Description of the task: Using the records below, count the lines with "content" in them. Give the number only.

Record extracts:
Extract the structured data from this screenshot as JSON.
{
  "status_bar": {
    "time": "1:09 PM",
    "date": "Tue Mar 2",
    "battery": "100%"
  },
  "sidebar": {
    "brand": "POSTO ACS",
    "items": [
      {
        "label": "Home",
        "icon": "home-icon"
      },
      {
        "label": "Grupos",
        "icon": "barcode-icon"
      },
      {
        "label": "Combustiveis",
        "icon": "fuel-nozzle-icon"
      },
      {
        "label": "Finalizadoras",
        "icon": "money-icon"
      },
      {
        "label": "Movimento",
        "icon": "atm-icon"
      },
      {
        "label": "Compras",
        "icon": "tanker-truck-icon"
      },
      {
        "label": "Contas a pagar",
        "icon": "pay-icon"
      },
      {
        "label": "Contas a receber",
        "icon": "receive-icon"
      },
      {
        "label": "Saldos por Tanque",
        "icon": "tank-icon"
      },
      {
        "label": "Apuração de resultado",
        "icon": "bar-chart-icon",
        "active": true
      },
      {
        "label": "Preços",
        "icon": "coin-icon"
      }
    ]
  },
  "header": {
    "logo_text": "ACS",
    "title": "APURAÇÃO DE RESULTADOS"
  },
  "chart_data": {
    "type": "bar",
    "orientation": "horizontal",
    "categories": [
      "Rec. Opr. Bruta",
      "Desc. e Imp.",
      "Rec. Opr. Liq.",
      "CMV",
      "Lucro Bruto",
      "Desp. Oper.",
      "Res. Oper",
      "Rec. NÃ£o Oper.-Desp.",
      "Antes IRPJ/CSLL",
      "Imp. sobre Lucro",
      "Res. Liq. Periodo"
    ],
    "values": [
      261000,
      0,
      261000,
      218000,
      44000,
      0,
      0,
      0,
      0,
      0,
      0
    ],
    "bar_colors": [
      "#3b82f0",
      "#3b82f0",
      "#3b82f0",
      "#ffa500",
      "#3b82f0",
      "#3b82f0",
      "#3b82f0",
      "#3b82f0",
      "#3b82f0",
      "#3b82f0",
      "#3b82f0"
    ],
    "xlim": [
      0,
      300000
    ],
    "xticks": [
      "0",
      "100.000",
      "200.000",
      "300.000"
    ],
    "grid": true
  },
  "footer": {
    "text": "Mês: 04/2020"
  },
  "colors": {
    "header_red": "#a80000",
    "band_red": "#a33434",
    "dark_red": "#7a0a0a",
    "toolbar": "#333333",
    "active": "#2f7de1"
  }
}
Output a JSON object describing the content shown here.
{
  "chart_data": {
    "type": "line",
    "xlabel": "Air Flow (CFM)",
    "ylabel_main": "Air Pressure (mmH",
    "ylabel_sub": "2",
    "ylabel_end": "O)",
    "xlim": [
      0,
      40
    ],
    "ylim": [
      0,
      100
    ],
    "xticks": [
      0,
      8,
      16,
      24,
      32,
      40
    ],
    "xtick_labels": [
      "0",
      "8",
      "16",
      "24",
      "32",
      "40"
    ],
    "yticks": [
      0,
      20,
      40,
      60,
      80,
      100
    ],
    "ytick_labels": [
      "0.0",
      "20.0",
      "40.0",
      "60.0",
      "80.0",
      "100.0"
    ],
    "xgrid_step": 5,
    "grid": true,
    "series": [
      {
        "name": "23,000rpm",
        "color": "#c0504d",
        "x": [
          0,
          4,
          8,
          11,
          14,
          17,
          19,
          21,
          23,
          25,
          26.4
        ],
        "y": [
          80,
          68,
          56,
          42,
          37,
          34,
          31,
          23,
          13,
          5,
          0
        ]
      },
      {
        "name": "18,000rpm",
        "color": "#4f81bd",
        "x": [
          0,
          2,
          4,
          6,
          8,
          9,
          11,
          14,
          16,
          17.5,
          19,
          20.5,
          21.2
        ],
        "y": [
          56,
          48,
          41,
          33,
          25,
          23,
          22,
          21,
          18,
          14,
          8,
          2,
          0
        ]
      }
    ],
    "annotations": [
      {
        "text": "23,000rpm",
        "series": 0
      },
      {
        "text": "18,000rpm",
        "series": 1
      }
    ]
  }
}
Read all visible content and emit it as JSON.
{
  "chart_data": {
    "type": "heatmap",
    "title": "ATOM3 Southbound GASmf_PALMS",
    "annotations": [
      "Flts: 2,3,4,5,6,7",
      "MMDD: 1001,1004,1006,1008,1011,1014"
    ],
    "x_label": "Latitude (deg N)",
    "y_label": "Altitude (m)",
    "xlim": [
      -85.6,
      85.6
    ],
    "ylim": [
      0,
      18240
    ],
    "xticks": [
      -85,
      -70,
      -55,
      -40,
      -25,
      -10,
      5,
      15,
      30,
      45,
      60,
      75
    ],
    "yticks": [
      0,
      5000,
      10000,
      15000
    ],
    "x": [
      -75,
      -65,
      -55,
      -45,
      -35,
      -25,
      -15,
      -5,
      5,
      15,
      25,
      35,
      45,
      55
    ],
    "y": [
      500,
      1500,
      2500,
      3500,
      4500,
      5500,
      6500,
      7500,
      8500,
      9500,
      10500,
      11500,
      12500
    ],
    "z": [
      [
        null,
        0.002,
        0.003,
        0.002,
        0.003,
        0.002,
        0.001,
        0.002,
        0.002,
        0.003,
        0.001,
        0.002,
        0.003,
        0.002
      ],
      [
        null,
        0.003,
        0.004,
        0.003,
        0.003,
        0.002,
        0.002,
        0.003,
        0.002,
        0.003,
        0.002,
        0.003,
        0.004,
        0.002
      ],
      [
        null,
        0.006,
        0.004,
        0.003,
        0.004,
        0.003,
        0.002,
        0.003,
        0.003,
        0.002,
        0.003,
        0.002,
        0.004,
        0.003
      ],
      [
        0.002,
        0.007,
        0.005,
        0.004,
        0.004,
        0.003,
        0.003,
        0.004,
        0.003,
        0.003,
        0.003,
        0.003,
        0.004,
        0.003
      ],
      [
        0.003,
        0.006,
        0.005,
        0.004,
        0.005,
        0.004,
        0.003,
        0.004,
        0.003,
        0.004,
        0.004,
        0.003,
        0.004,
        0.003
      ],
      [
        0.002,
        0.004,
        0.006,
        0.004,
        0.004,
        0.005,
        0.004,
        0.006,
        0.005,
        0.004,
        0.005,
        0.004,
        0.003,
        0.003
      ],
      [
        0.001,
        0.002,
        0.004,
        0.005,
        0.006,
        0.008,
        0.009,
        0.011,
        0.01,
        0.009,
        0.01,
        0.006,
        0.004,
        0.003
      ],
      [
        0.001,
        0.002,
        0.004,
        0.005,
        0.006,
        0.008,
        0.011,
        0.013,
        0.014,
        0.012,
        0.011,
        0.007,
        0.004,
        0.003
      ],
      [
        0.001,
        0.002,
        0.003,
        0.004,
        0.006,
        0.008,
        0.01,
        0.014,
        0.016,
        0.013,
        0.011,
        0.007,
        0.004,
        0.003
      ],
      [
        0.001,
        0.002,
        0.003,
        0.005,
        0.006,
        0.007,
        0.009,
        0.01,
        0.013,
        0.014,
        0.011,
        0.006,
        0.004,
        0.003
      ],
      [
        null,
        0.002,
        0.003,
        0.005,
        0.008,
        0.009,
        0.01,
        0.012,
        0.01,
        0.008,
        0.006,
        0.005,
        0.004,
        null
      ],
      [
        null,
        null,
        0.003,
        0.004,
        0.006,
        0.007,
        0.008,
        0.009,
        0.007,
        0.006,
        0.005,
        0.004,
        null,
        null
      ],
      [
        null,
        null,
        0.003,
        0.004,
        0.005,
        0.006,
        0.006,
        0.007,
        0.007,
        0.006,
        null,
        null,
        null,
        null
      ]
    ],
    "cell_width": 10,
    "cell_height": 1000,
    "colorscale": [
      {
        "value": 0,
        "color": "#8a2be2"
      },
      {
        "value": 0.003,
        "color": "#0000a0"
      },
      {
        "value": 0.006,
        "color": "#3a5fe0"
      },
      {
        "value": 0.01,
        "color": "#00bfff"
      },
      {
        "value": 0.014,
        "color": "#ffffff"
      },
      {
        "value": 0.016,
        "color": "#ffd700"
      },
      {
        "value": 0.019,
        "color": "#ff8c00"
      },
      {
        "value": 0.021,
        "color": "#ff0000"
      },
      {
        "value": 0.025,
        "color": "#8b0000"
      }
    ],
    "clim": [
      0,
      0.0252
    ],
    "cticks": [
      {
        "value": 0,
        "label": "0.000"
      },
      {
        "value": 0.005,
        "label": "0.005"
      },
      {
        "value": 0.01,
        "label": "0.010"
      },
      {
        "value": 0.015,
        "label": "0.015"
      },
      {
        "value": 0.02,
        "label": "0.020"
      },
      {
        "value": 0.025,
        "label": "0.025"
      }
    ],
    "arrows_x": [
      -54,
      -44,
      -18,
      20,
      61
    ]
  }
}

Solution to this problem: 2